§ WORK INSTRUCTIONS
List every line in this data where the string "Require" occurs.

§ RECORDS SHOWN
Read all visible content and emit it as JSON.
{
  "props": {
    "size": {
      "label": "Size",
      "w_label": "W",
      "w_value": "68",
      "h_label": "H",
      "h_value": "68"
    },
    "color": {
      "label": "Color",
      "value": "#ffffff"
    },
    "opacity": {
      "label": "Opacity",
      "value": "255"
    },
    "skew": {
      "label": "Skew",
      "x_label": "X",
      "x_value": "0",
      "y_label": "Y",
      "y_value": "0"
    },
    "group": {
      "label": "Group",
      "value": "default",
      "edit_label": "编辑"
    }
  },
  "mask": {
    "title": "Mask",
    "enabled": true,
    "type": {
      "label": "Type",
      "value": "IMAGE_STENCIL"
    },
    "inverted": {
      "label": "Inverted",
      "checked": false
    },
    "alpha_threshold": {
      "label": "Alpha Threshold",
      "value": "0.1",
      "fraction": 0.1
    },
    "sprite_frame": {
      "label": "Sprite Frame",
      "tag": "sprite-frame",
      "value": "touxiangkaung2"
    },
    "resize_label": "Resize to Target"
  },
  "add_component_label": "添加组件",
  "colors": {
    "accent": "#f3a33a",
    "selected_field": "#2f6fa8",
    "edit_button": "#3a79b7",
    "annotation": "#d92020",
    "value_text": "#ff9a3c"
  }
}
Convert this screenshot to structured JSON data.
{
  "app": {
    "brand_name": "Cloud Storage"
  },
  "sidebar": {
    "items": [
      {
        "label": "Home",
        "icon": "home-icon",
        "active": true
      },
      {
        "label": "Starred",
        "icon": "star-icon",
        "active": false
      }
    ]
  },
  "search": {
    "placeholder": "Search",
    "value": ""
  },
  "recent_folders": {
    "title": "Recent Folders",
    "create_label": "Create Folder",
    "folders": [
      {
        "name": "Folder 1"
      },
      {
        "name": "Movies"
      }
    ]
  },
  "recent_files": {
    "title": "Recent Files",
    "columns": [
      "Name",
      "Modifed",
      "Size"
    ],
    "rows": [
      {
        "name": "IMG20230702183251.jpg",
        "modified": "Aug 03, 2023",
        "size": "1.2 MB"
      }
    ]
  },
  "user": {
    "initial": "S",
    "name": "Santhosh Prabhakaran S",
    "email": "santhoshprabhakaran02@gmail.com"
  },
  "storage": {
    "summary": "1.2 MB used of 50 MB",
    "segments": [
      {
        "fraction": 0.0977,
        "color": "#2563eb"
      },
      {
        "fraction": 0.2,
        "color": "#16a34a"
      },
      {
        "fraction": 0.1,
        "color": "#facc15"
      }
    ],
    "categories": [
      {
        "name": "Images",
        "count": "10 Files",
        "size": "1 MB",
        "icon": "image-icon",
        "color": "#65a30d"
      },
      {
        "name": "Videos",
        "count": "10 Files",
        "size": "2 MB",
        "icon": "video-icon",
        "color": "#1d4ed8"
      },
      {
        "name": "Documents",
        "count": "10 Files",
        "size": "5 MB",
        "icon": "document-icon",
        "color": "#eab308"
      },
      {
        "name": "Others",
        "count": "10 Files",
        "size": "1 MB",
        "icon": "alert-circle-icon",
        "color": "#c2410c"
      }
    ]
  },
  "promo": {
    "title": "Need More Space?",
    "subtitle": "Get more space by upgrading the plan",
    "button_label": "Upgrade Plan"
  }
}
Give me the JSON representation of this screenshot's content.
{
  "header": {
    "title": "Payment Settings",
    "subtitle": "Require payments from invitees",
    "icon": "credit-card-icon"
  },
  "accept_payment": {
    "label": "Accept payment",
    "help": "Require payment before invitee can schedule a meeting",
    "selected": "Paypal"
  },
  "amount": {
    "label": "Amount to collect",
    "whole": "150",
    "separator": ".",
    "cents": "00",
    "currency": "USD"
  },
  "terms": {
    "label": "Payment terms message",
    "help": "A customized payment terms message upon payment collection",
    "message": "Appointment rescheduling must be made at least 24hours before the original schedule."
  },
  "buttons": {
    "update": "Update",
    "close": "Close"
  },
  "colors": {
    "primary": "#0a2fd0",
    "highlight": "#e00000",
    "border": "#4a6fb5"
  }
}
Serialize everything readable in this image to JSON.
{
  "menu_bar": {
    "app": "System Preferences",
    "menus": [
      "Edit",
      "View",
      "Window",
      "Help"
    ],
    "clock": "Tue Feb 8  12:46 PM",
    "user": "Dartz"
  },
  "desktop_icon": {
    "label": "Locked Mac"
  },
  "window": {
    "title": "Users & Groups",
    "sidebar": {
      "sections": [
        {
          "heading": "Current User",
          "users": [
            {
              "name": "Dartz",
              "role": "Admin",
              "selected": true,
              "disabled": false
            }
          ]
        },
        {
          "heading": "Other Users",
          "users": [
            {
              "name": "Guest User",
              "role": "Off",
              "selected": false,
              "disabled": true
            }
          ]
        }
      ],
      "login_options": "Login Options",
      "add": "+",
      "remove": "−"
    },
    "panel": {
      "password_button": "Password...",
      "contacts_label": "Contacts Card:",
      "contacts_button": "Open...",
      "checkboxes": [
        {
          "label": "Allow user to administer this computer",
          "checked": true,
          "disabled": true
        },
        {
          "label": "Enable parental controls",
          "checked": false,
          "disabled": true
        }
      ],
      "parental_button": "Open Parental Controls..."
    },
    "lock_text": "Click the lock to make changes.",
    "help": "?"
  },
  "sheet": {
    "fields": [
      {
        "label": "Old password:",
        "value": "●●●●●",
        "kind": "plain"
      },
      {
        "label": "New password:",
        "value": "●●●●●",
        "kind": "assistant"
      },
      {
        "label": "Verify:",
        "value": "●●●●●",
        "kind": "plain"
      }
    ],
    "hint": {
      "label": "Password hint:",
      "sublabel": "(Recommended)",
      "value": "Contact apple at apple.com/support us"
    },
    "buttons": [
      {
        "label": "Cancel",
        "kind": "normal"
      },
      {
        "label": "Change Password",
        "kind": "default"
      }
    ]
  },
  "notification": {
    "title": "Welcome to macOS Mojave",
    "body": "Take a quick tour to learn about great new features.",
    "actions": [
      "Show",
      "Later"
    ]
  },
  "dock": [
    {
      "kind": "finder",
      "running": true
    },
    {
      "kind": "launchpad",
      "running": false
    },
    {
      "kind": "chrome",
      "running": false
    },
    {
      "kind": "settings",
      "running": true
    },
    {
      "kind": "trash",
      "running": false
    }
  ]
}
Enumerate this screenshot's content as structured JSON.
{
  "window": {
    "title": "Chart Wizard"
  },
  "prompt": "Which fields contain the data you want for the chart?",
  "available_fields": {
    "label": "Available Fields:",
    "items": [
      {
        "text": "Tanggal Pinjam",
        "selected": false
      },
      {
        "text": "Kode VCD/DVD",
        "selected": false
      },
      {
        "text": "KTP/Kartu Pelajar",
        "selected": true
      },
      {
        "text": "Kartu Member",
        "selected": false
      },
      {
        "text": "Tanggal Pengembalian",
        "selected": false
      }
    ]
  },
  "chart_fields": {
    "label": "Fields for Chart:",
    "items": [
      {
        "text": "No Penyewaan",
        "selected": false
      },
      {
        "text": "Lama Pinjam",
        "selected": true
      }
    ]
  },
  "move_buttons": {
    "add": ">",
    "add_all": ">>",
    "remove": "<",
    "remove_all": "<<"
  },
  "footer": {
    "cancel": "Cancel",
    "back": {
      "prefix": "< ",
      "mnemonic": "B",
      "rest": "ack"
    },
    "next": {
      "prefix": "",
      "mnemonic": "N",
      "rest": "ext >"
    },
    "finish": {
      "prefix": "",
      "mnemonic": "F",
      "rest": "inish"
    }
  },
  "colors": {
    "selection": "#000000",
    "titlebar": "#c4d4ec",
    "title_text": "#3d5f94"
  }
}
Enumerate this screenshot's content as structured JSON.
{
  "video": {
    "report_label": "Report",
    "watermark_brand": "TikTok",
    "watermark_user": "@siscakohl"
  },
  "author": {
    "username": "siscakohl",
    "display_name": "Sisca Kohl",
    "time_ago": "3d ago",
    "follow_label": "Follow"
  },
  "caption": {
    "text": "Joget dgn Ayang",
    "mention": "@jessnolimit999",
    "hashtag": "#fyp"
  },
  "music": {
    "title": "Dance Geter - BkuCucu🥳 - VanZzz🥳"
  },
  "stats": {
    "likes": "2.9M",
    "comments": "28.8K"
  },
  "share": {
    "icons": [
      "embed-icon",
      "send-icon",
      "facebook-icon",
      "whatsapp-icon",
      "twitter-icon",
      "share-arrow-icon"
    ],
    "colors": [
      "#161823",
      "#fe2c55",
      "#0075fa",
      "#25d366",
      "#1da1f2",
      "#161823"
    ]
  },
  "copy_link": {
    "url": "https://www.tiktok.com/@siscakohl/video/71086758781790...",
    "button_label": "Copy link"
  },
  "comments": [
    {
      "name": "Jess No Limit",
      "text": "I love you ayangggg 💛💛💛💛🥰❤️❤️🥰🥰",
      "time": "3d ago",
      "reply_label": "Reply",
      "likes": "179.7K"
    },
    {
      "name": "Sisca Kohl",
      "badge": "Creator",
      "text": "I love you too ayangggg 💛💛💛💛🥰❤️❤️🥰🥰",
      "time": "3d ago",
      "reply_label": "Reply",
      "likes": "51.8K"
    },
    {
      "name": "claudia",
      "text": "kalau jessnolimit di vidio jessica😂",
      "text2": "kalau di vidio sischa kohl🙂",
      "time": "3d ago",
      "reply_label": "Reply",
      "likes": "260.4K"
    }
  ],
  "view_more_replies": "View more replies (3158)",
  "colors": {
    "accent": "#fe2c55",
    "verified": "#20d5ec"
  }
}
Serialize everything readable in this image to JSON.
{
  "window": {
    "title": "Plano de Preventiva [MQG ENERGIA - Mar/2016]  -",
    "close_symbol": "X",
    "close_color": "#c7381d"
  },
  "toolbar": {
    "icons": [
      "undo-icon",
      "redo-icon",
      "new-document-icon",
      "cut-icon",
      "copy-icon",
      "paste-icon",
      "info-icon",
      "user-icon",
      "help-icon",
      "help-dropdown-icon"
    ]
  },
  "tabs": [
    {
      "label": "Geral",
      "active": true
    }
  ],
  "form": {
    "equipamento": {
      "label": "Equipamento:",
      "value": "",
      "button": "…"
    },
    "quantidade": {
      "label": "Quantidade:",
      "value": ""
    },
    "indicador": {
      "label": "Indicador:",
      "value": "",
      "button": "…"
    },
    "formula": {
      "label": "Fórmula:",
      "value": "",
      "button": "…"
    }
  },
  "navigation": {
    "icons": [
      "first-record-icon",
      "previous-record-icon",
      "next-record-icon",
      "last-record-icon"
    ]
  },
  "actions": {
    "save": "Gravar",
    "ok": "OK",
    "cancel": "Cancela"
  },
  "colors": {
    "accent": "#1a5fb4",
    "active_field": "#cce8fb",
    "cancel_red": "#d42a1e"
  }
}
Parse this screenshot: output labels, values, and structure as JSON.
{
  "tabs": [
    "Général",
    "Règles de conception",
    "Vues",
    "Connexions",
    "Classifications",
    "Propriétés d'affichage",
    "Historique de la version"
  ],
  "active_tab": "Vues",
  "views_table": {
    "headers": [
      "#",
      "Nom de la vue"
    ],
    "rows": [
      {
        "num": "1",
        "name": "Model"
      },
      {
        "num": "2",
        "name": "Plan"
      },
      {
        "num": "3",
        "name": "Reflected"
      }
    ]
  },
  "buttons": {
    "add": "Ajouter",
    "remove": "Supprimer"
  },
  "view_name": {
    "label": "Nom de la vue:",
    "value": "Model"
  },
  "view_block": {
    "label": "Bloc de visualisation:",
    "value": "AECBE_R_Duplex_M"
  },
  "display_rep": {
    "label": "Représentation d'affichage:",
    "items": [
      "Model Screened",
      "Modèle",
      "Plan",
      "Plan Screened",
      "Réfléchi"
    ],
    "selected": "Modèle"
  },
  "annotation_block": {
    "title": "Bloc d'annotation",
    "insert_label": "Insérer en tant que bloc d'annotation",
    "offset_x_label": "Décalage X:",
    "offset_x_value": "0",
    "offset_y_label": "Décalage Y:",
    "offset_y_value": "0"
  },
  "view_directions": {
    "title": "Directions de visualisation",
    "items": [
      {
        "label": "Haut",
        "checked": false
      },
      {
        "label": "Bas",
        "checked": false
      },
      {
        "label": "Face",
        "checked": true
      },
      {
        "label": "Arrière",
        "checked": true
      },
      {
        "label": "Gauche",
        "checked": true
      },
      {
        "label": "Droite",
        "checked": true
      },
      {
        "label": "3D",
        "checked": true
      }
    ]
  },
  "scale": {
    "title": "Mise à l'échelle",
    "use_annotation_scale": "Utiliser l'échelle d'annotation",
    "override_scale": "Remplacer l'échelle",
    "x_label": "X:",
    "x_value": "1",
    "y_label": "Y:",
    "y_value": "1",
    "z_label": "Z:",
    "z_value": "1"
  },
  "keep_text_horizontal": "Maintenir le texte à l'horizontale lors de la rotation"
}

§ WRITTEN ANSWER
    "subtitle": "Require payments from invitees",
    "help": "Require payment before invitee can schedule a meeting",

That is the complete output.